REQUEST: Report only how many lines of the entries below contain the string "побеги".

__________________________________________________

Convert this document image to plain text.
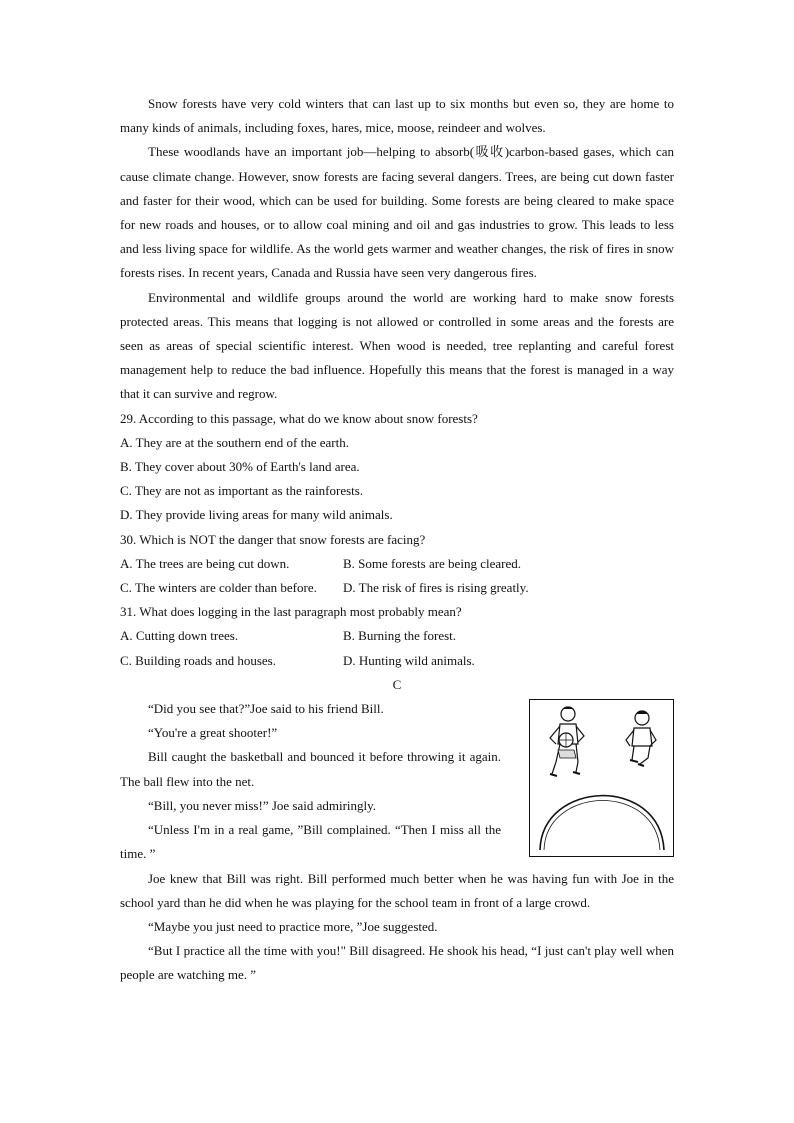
Snow forests have very cold winters that can last up to six months but even so, they are home to many kinds of animals, including foxes, hares, mice, moose, reindeer and wolves.

These woodlands have an important job—helping to absorb(吸收)carbon-based gases, which can cause climate change. However, snow forests are facing several dangers. Trees, are being cut down faster and faster for their wood, which can be used for building. Some forests are being cleared to make space for new roads and houses, or to allow coal mining and oil and gas industries to grow. This leads to less and less living space for wildlife. As the world gets warmer and weather changes, the risk of fires in snow forests rises. In recent years, Canada and Russia have seen very dangerous fires.

Environmental and wildlife groups around the world are working hard to make snow forests protected areas. This means that logging is not allowed or controlled in some areas and the forests are seen as areas of special scientific interest. When wood is needed, tree replanting and careful forest management help to reduce the bad influence. Hopefully this means that the forest is managed in a way that it can survive and regrow.

29. According to this passage, what do we know about snow forests?

A. They are at the southern end of the earth.

B. They cover about 30% of Earth's land area.

C. They are not as important as the rainforests.

D. They provide living areas for many wild animals.

30. Which is NOT the danger that snow forests are facing?

A. The trees are being cut down.	B. Some forests are being cleared.

C. The winters are colder than before.	D. The risk of fires is rising greatly.

31. What does logging in the last paragraph most probably mean?

A. Cutting down trees.	B. Burning the forest.

C. Building roads and houses.	D. Hunting wild animals.

C

“Did you see that?”Joe said to his friend Bill.

“You're a great shooter!”

Bill caught the basketball and bounced it before throwing it again. The ball flew into the net.

“Bill, you never miss!” Joe said admiringly.

“Unless I'm in a real game, ”Bill complained. “Then I miss all the time. ”

Joe knew that Bill was right. Bill performed much better when he was having fun with Joe in the school yard than he did when he was playing for the school team in front of a large crowd.

“Maybe you just need to practice more, ”Joe suggested.

“But I practice all the time with you!" Bill disagreed. He shook his head, “I just can't play well when people are watching me. ”
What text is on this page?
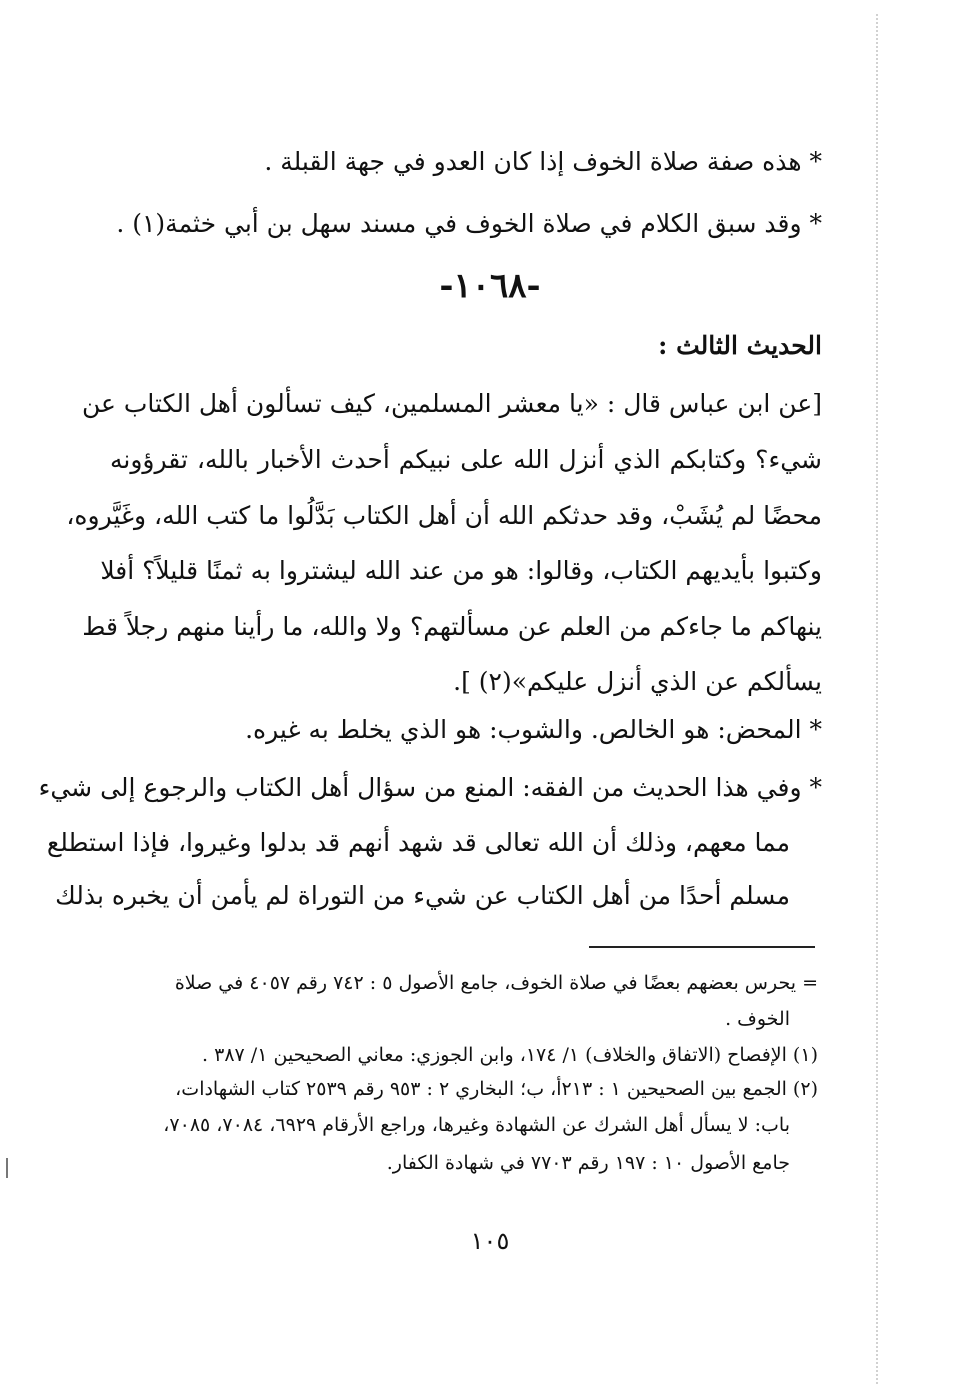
* هذه صفة صلاة الخوف إذا كان العدو في جهة القبلة .
* وقد سبق الكلام في صلاة الخوف في مسند سهل بن أبي خثمة(١) .
-١٠٦٨-
الحديث الثالث :
[عن ابن عباس قال : «يا معشر المسلمين، كيف تسألون أهل الكتاب عن
شيء؟ وكتابكم الذي أنزل الله على نبيكم أحدث الأخبار بالله، تقرؤونه
محضًا لم يُشَبْ، وقد حدثكم الله أن أهل الكتاب بَدَّلُوا ما كتب الله، وغَيَّروه،
وكتبوا بأيديهم الكتاب، وقالوا: هو من عند الله ليشتروا به ثمنًا قليلاً؟ أفلا
ينهاكم ما جاءكم من العلم عن مسألتهم؟ ولا والله، ما رأينا منهم رجلاً قط
يسألكم عن الذي أنزل عليكم»(٢) ].
* المحض: هو الخالص. والشوب: هو الذي يخلط به غيره.
* وفي هذا الحديث من الفقه: المنع من سؤال أهل الكتاب والرجوع إلى شيء
مما معهم، وذلك أن الله تعالى قد شهد أنهم قد بدلوا وغيروا، فإذا استطلع
مسلم أحدًا من أهل الكتاب عن شيء من التوراة لم يأمن أن يخبره بذلك
= يحرس بعضهم بعضًا في صلاة الخوف، جامع الأصول ٥ : ٧٤٢ رقم ٤٠٥٧ في صلاة
الخوف .
(١) الإفصاح (الاتفاق والخلاف) ١/ ١٧٤، وابن الجوزي: معاني الصحيحين ١/ ٣٨٧ .
(٢) الجمع بين الصحيحين ١ : ٢١٣أ، ب؛ البخاري ٢ : ٩٥٣ رقم ٢٥٣٩ كتاب الشهادات،
باب: لا يسأل أهل الشرك عن الشهادة وغيرها، وراجع الأرقام ٦٩٢٩، ٧٠٨٤، ٧٠٨٥،
جامع الأصول ١٠ : ١٩٧ رقم ٧٧٠٣ في شهادة الكفار.
١٠٥
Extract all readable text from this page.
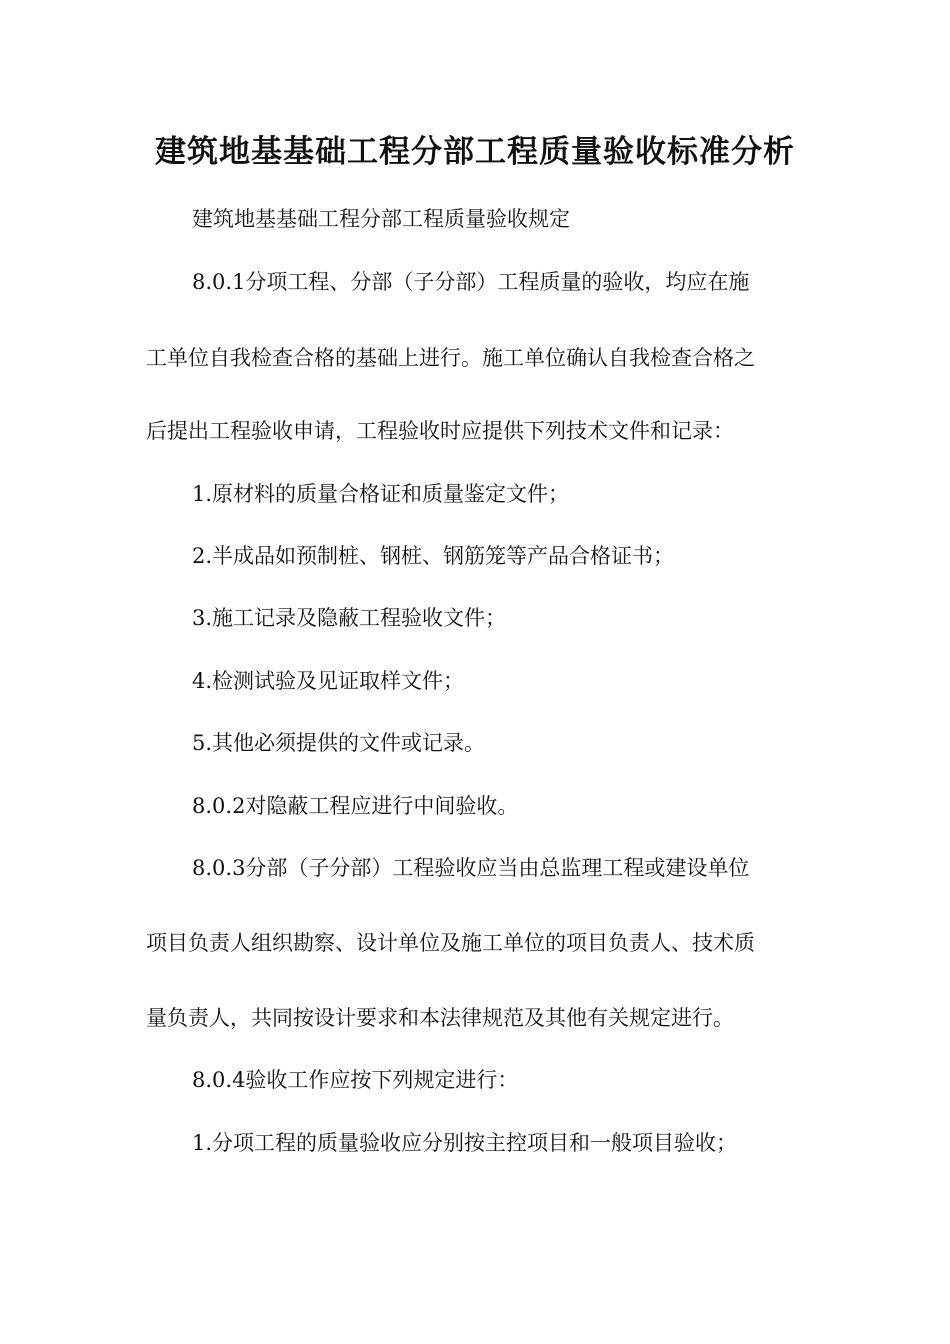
建筑地基基础工程分部工程质量验收标准分析
建筑地基基础工程分部工程质量验收规定
8.0.1分项工程、分部（子分部）工程质量的验收，均应在施
工单位自我检查合格的基础上进行。施工单位确认自我检查合格之
后提出工程验收申请，工程验收时应提供下列技术文件和记录：
1.原材料的质量合格证和质量鉴定文件；
2.半成品如预制桩、钢桩、钢筋笼等产品合格证书；
3.施工记录及隐蔽工程验收文件；
4.检测试验及见证取样文件；
5.其他必须提供的文件或记录。
8.0.2对隐蔽工程应进行中间验收。
8.0.3分部（子分部）工程验收应当由总监理工程或建设单位
项目负责人组织勘察、设计单位及施工单位的项目负责人、技术质
量负责人，共同按设计要求和本法律规范及其他有关规定进行。
8.0.4验收工作应按下列规定进行：
1.分项工程的质量验收应分别按主控项目和一般项目验收；
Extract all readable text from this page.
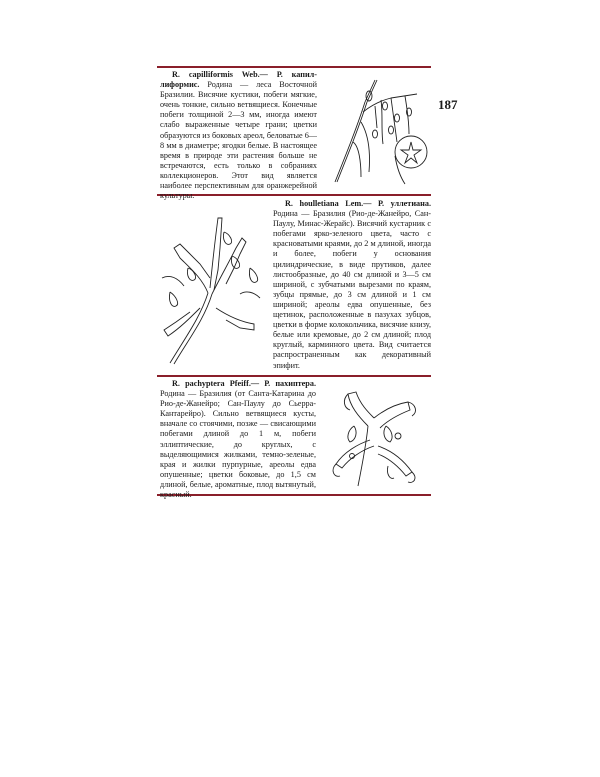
187
R. capilliformis Web.— Р. капил-лиформис. Родина — леса Восточной Бразилии. Висячие кустики, побеги мягкие, очень тонкие, сильно ветвящиеся. Конечные побеги толщиной 2—3 мм, иногда имеют слабо выраженные четыре грани; цветки образуются из боковых ареол, беловатые 6—8 мм в диаметре; ягодки белые. В настоящее время в природе эти растения больше не встречаются, есть только в собраниях коллекционеров. Этот вид является наиболее перспективным для оранжерейной культуры.
R. houlletiana Lem.— Р. уллетиана. Родина — Бразилия (Рио-де-Жанейро, Сан-Паулу, Минас-Жерайс). Висячий кустарник с побегами ярко-зеленого цвета, часто с красноватыми краями, до 2 м длиной, иногда и более, побеги у основания цилиндрические, в виде прутиков, далее листообразные, до 40 см длиной и 3—5 см шириной, с зубчатыми вырезами по краям, зубцы прямые, до 3 см длиной и 1 см шириной; ареолы едва опушенные, без щетинок, расположенные в пазухах зубцов, цветки в форме колокольчика, висячие книзу, белые или кремовые, до 2 см длиной; плод круглый, карминного цвета. Вид считается распространенным как декоративный эпифит.
R. pachyptera Pfeiff.— Р. пахиптера. Родина — Бразилия (от Санта-Катарина до Рио-де-Жанейро; Сан-Паулу до Сьерра-Кантарейро). Сильно ветвящиеся кусты, вначале со стоячими, позже — свисающими побегами длиной до 1 м, побеги эллиптические, до круглых, с выделяющимися жилками, темно-зеленые, края и жилки пурпурные, ареолы едва опушенные; цветки боковые, до 1,5 см длиной, белые, ароматные, плод вытянутый, красный.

__________________________________________________

RESULT FOR THIS TASK: 3